THE INPUT »

(begin)

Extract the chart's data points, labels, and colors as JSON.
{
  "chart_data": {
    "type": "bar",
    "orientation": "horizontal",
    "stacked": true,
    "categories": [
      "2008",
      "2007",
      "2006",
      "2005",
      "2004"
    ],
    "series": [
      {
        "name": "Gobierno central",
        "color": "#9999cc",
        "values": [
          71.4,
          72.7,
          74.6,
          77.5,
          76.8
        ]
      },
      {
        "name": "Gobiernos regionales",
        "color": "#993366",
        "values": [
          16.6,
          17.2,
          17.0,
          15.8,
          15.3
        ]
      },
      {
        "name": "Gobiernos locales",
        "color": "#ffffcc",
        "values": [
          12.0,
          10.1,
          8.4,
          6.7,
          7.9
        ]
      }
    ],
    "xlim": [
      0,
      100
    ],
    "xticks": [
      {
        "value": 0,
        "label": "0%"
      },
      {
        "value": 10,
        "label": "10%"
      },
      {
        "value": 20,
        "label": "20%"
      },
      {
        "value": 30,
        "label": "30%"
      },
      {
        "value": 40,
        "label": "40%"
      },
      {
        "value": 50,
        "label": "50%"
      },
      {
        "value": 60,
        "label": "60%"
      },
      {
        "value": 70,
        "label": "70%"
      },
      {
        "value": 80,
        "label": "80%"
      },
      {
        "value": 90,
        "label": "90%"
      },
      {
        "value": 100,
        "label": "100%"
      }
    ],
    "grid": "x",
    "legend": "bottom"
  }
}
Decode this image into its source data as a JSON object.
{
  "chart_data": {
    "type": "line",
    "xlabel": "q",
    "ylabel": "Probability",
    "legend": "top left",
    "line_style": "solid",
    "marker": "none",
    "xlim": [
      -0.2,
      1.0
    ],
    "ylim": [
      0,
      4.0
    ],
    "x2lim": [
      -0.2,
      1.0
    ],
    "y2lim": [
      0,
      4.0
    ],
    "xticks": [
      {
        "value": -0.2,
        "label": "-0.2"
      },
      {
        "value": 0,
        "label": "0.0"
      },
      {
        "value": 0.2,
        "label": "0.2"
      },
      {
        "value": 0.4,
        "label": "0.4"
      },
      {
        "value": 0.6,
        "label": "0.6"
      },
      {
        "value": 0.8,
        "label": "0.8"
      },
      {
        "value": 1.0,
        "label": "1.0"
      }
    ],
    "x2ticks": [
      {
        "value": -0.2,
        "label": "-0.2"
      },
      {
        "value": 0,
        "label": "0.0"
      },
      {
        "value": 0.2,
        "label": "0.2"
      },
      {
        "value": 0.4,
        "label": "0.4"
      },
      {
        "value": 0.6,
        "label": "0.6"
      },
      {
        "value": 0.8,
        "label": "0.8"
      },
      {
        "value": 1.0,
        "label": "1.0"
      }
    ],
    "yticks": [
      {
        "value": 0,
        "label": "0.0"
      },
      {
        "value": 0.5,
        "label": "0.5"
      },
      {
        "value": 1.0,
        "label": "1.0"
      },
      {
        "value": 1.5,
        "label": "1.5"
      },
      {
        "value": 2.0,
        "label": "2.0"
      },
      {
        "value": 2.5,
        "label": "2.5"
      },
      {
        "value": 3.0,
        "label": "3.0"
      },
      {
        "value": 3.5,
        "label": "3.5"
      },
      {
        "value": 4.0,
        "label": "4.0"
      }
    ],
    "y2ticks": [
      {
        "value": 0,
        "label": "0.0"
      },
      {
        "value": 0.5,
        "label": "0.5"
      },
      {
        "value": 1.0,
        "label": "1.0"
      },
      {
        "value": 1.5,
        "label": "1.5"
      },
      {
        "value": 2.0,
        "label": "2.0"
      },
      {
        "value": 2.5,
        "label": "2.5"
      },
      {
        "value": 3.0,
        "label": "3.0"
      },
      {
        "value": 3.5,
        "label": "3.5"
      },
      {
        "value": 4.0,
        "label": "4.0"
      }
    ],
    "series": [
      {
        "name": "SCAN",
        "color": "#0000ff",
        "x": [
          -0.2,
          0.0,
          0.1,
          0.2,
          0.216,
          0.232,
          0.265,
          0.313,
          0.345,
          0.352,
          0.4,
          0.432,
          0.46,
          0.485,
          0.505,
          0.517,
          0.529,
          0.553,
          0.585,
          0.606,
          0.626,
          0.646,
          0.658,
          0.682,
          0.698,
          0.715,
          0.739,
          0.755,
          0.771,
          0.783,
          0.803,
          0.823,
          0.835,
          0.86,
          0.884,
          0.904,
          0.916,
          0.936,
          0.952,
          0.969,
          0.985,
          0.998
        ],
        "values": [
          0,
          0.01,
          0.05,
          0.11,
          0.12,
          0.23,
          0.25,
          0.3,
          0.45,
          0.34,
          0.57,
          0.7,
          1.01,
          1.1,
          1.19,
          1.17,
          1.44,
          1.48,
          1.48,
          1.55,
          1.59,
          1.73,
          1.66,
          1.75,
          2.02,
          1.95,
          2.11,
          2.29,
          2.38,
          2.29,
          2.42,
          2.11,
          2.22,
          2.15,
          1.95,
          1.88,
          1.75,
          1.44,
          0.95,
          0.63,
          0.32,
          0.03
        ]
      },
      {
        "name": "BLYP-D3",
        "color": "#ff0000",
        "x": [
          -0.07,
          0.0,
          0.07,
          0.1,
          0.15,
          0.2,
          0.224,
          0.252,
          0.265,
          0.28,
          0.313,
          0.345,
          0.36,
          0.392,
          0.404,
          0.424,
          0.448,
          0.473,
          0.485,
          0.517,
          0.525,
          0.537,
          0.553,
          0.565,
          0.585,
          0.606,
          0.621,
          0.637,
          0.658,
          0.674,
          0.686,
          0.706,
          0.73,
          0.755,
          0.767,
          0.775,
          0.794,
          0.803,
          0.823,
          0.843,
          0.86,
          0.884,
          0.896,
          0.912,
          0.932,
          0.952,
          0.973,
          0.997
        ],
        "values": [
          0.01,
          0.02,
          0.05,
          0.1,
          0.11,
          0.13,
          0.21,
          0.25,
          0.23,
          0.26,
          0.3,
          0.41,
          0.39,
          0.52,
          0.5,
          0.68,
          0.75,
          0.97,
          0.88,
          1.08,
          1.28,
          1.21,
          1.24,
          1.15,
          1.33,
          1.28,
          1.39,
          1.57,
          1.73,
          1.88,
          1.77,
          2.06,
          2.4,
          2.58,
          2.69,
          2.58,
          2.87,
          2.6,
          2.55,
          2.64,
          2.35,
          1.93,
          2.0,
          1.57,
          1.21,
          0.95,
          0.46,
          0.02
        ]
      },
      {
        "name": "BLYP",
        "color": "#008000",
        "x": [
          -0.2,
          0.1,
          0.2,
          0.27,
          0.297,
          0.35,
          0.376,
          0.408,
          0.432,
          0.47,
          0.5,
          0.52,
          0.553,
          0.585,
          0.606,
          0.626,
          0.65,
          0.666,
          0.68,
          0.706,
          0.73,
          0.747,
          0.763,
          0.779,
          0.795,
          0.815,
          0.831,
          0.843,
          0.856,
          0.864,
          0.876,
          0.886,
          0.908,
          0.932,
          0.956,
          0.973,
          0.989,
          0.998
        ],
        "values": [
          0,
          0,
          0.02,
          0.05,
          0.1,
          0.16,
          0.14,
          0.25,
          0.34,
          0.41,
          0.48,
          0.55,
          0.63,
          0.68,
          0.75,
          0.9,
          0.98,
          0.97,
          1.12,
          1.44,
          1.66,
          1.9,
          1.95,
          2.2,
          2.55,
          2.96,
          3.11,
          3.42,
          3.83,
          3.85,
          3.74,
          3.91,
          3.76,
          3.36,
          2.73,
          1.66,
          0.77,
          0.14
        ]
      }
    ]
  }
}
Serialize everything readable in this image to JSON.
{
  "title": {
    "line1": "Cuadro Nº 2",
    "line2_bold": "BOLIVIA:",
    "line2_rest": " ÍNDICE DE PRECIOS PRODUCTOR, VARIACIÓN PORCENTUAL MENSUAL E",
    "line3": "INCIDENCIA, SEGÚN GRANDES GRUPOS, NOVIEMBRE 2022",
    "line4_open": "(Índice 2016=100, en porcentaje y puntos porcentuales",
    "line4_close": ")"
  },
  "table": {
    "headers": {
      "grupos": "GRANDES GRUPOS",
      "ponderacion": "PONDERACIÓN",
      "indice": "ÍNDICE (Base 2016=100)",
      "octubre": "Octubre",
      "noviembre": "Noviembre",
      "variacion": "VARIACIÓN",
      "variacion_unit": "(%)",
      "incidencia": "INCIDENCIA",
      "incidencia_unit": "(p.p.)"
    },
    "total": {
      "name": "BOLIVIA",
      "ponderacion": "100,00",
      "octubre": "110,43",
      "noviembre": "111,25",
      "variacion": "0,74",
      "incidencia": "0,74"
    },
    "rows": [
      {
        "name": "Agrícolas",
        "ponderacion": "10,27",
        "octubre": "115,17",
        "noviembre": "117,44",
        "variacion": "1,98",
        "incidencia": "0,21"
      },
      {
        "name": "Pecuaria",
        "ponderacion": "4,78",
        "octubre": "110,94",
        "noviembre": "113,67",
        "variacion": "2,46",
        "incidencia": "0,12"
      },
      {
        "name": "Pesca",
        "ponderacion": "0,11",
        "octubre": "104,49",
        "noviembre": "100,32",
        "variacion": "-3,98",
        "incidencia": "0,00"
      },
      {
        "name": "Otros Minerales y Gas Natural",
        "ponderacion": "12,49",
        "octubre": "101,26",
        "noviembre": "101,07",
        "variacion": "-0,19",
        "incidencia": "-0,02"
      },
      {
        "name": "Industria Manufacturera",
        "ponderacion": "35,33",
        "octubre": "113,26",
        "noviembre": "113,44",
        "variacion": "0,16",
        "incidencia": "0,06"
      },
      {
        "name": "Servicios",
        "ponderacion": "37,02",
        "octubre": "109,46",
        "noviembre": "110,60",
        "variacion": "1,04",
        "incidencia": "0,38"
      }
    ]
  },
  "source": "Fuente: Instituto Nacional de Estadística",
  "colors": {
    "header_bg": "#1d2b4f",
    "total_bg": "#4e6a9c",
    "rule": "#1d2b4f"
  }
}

(end)

EXERCISE INSTRUCTIONS » Using the listing above, return all lines where the word "JSON" occurs.

EXERCISE RESULT »
Extract the chart's data points, labels, and colors as JSON.
Decode this image into its source data as a JSON object.
Serialize everything readable in this image to JSON.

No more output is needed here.